Dataset excerpt
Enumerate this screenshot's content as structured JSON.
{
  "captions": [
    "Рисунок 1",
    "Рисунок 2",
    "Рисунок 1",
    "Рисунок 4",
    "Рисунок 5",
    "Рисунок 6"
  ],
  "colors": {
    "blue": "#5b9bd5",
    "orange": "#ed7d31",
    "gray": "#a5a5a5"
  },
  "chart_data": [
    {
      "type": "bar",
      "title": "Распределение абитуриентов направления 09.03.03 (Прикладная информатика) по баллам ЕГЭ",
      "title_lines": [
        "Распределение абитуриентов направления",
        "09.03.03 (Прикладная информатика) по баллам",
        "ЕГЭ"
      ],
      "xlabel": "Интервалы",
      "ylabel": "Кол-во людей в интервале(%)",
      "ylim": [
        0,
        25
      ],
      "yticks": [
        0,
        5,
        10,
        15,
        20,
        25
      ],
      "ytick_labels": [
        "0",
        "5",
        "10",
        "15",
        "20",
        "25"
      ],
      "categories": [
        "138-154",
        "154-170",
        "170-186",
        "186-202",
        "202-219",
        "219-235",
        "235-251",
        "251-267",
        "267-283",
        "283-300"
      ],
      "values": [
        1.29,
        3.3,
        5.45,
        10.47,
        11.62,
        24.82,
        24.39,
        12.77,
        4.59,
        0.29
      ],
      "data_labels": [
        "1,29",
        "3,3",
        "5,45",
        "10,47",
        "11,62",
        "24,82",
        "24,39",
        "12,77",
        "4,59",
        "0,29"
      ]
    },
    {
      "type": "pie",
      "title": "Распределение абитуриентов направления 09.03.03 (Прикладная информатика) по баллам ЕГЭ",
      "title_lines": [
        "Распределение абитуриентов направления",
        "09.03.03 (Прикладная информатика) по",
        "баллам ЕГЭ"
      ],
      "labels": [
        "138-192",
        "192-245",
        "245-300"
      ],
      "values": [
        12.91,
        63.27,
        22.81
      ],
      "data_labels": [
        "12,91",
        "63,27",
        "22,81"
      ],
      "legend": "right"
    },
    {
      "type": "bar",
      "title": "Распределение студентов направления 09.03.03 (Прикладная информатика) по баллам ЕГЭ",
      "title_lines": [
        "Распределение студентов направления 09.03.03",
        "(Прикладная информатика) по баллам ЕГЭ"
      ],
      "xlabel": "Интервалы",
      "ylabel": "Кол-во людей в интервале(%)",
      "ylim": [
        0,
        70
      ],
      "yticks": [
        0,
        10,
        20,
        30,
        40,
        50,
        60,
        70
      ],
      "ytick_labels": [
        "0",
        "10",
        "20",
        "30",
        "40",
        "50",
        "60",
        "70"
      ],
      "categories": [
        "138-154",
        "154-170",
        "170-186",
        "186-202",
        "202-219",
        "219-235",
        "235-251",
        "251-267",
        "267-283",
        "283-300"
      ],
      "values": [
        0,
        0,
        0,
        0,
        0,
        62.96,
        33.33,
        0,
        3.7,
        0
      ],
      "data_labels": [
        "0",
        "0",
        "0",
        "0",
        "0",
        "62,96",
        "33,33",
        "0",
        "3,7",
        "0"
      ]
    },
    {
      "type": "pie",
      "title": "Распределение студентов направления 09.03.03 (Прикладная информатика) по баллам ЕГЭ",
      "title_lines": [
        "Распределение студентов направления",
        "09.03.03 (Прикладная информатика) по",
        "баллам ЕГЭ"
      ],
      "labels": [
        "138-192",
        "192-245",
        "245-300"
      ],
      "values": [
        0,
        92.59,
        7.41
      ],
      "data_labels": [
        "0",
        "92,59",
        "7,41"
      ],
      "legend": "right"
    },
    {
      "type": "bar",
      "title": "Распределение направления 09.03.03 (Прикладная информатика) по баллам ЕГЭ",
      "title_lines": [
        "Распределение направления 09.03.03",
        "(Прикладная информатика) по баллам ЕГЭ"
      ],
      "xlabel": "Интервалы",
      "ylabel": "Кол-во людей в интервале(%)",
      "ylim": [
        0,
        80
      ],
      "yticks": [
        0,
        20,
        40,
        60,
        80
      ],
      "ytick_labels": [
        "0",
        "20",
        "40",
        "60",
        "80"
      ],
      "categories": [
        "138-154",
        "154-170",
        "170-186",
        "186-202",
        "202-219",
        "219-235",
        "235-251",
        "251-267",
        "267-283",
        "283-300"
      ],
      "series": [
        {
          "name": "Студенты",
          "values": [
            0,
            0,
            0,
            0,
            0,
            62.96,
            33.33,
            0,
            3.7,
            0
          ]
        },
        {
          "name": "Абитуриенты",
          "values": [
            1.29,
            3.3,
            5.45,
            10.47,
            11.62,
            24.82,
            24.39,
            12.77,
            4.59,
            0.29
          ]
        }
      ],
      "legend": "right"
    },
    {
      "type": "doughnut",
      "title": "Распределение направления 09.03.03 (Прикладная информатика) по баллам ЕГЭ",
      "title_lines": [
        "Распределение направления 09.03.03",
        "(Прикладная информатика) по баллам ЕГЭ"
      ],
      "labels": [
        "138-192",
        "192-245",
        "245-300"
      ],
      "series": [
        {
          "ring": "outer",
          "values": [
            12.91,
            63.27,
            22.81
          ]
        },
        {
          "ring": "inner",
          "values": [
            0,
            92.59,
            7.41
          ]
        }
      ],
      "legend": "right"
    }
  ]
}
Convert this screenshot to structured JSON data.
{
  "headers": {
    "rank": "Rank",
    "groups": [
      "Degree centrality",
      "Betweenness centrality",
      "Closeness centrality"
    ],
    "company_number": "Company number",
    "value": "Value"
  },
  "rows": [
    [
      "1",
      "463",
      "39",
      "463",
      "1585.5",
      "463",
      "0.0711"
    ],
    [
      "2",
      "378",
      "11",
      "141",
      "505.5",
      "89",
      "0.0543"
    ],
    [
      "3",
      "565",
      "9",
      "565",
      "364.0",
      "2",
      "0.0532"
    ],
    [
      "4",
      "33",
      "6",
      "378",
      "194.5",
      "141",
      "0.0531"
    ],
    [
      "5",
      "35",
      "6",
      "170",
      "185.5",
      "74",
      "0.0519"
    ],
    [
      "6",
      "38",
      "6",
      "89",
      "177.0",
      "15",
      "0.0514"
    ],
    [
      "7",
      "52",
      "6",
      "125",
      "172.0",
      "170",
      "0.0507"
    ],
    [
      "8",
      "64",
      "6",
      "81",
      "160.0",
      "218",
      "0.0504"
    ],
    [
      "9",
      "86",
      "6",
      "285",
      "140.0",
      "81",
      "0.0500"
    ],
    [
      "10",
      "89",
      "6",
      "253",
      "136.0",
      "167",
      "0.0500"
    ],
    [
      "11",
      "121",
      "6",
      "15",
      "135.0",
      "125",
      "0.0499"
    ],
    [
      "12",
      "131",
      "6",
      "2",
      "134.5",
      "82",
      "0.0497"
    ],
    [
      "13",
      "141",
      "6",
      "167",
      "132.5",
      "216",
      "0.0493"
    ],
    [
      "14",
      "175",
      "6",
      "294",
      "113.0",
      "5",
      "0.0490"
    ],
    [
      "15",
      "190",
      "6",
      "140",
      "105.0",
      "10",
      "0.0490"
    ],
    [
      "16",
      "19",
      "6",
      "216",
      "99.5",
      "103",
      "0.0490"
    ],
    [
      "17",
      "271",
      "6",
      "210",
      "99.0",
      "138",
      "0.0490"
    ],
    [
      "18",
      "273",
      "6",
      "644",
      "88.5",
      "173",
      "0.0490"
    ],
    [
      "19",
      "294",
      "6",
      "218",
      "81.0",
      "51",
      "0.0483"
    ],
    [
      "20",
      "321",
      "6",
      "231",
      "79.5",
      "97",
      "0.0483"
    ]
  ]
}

● **Task brief**
Using the material above, print every entry exactly as written.

● **Written solution**
Enumerate this screenshot's content as structured JSON.
{
  "captions": [
    "Рисунок 1",
    "Рисунок 2",
    "Рисунок 1",
    "Рисунок 4",
    "Рисунок 5",
    "Рисунок 6"
  ],
  "colors": {
    "blue": "#5b9bd5",
    "orange": "#ed7d31",
    "gray": "#a5a5a5"
  },
  "chart_data": [
    {
      "type": "bar",
      "title": "Распределение абитуриентов направления 09.03.03 (Прикладная информатика) по баллам ЕГЭ",
      "title_lines": [
        "Распределение абитуриентов направления",
        "09.03.03 (Прикладная информатика) по баллам",
        "ЕГЭ"
      ],
      "xlabel": "Интервалы",
      "ylabel": "Кол-во людей в интервале(%)",
      "ylim": [
        0,
        25
      ],
      "yticks": [
        0,
        5,
        10,
        15,
        20,
        25
      ],
      "ytick_labels": [
        "0",
        "5",
        "10",
        "15",
        "20",
        "25"
      ],
      "categories": [
        "138-154",
        "154-170",
        "170-186",
        "186-202",
        "202-219",
        "219-235",
        "235-251",
        "251-267",
        "267-283",
        "283-300"
      ],
      "values": [
        1.29,
        3.3,
        5.45,
        10.47,
        11.62,
        24.82,
        24.39,
        12.77,
        4.59,
        0.29
      ],
      "data_labels": [
        "1,29",
        "3,3",
        "5,45",
        "10,47",
        "11,62",
        "24,82",
        "24,39",
        "12,77",
        "4,59",
        "0,29"
      ]
    },
    {
      "type": "pie",
      "title": "Распределение абитуриентов направления 09.03.03 (Прикладная информатика) по баллам ЕГЭ",
      "title_lines": [
        "Распределение абитуриентов направления",
        "09.03.03 (Прикладная информатика) по",
        "баллам ЕГЭ"
      ],
      "labels": [
        "138-192",
        "192-245",
        "245-300"
      ],
      "values": [
        12.91,
        63.27,
        22.81
      ],
      "data_labels": [
        "12,91",
        "63,27",
        "22,81"
      ],
      "legend": "right"
    },
    {
      "type": "bar",
      "title": "Распределение студентов направления 09.03.03 (Прикладная информатика) по баллам ЕГЭ",
      "title_lines": [
        "Распределение студентов направления 09.03.03",
        "(Прикладная информатика) по баллам ЕГЭ"
      ],
      "xlabel": "Интервалы",
      "ylabel": "Кол-во людей в интервале(%)",
      "ylim": [
        0,
        70
      ],
      "yticks": [
        0,
        10,
        20,
        30,
        40,
        50,
        60,
        70
      ],
      "ytick_labels": [
        "0",
        "10",
        "20",
        "30",
        "40",
        "50",
        "60",
        "70"
      ],
      "categories": [
        "138-154",
        "154-170",
        "170-186",
        "186-202",
        "202-219",
        "219-235",
        "235-251",
        "251-267",
        "267-283",
        "283-300"
      ],
      "values": [
        0,
        0,
        0,
        0,
        0,
        62.96,
        33.33,
        0,
        3.7,
        0
      ],
      "data_labels": [
        "0",
        "0",
        "0",
        "0",
        "0",
        "62,96",
        "33,33",
        "0",
        "3,7",
        "0"
      ]
    },
    {
      "type": "pie",
      "title": "Распределение студентов направления 09.03.03 (Прикладная информатика) по баллам ЕГЭ",
      "title_lines": [
        "Распределение студентов направления",
        "09.03.03 (Прикладная информатика) по",
        "баллам ЕГЭ"
      ],
      "labels": [
        "138-192",
        "192-245",
        "245-300"
      ],
      "values": [
        0,
        92.59,
        7.41
      ],
      "data_labels": [
        "0",
        "92,59",
        "7,41"
      ],
      "legend": "right"
    },
    {
      "type": "bar",
      "title": "Распределение направления 09.03.03 (Прикладная информатика) по баллам ЕГЭ",
      "title_lines": [
        "Распределение направления 09.03.03",
        "(Прикладная информатика) по баллам ЕГЭ"
      ],
      "xlabel": "Интервалы",
      "ylabel": "Кол-во людей в интервале(%)",
      "ylim": [
        0,
        80
      ],
      "yticks": [
        0,
        20,
        40,
        60,
        80
      ],
      "ytick_labels": [
        "0",
        "20",
        "40",
        "60",
        "80"
      ],
      "categories": [
        "138-154",
        "154-170",
        "170-186",
        "186-202",
        "202-219",
        "219-235",
        "235-251",
        "251-267",
        "267-283",
        "283-300"
      ],
      "series": [
        {
          "name": "Студенты",
          "values": [
            0,
            0,
            0,
            0,
            0,
            62.96,
            33.33,
            0,
            3.7,
            0
          ]
        },
        {
          "name": "Абитуриенты",
          "values": [
            1.29,
            3.3,
            5.45,
            10.47,
            11.62,
            24.82,
            24.39,
            12.77,
            4.59,
            0.29
          ]
        }
      ],
      "legend": "right"
    },
    {
      "type": "doughnut",
      "title": "Распределение направления 09.03.03 (Прикладная информатика) по баллам ЕГЭ",
      "title_lines": [
        "Распределение направления 09.03.03",
        "(Прикладная информатика) по баллам ЕГЭ"
      ],
      "labels": [
        "138-192",
        "192-245",
        "245-300"
      ],
      "series": [
        {
          "ring": "outer",
          "values": [
            12.91,
            63.27,
            22.81
          ]
        },
        {
          "ring": "inner",
          "values": [
            0,
            92.59,
            7.41
          ]
        }
      ],
      "legend": "right"
    }
  ]
}
Convert this screenshot to structured JSON data.
{
  "headers": {
    "rank": "Rank",
    "groups": [
      "Degree centrality",
      "Betweenness centrality",
      "Closeness centrality"
    ],
    "company_number": "Company number",
    "value": "Value"
  },
  "rows": [
    [
      "1",
      "463",
      "39",
      "463",
      "1585.5",
      "463",
      "0.0711"
    ],
    [
      "2",
      "378",
      "11",
      "141",
      "505.5",
      "89",
      "0.0543"
    ],
    [
      "3",
      "565",
      "9",
      "565",
      "364.0",
      "2",
      "0.0532"
    ],
    [
      "4",
      "33",
      "6",
      "378",
      "194.5",
      "141",
      "0.0531"
    ],
    [
      "5",
      "35",
      "6",
      "170",
      "185.5",
      "74",
      "0.0519"
    ],
    [
      "6",
      "38",
      "6",
      "89",
      "177.0",
      "15",
      "0.0514"
    ],
    [
      "7",
      "52",
      "6",
      "125",
      "172.0",
      "170",
      "0.0507"
    ],
    [
      "8",
      "64",
      "6",
      "81",
      "160.0",
      "218",
      "0.0504"
    ],
    [
      "9",
      "86",
      "6",
      "285",
      "140.0",
      "81",
      "0.0500"
    ],
    [
      "10",
      "89",
      "6",
      "253",
      "136.0",
      "167",
      "0.0500"
    ],
    [
      "11",
      "121",
      "6",
      "15",
      "135.0",
      "125",
      "0.0499"
    ],
    [
      "12",
      "131",
      "6",
      "2",
      "134.5",
      "82",
      "0.0497"
    ],
    [
      "13",
      "141",
      "6",
      "167",
      "132.5",
      "216",
      "0.0493"
    ],
    [
      "14",
      "175",
      "6",
      "294",
      "113.0",
      "5",
      "0.0490"
    ],
    [
      "15",
      "190",
      "6",
      "140",
      "105.0",
      "10",
      "0.0490"
    ],
    [
      "16",
      "19",
      "6",
      "216",
      "99.5",
      "103",
      "0.0490"
    ],
    [
      "17",
      "271",
      "6",
      "210",
      "99.0",
      "138",
      "0.0490"
    ],
    [
      "18",
      "273",
      "6",
      "644",
      "88.5",
      "173",
      "0.0490"
    ],
    [
      "19",
      "294",
      "6",
      "218",
      "81.0",
      "51",
      "0.0483"
    ],
    [
      "20",
      "321",
      "6",
      "231",
      "79.5",
      "97",
      "0.0483"
    ]
  ]
}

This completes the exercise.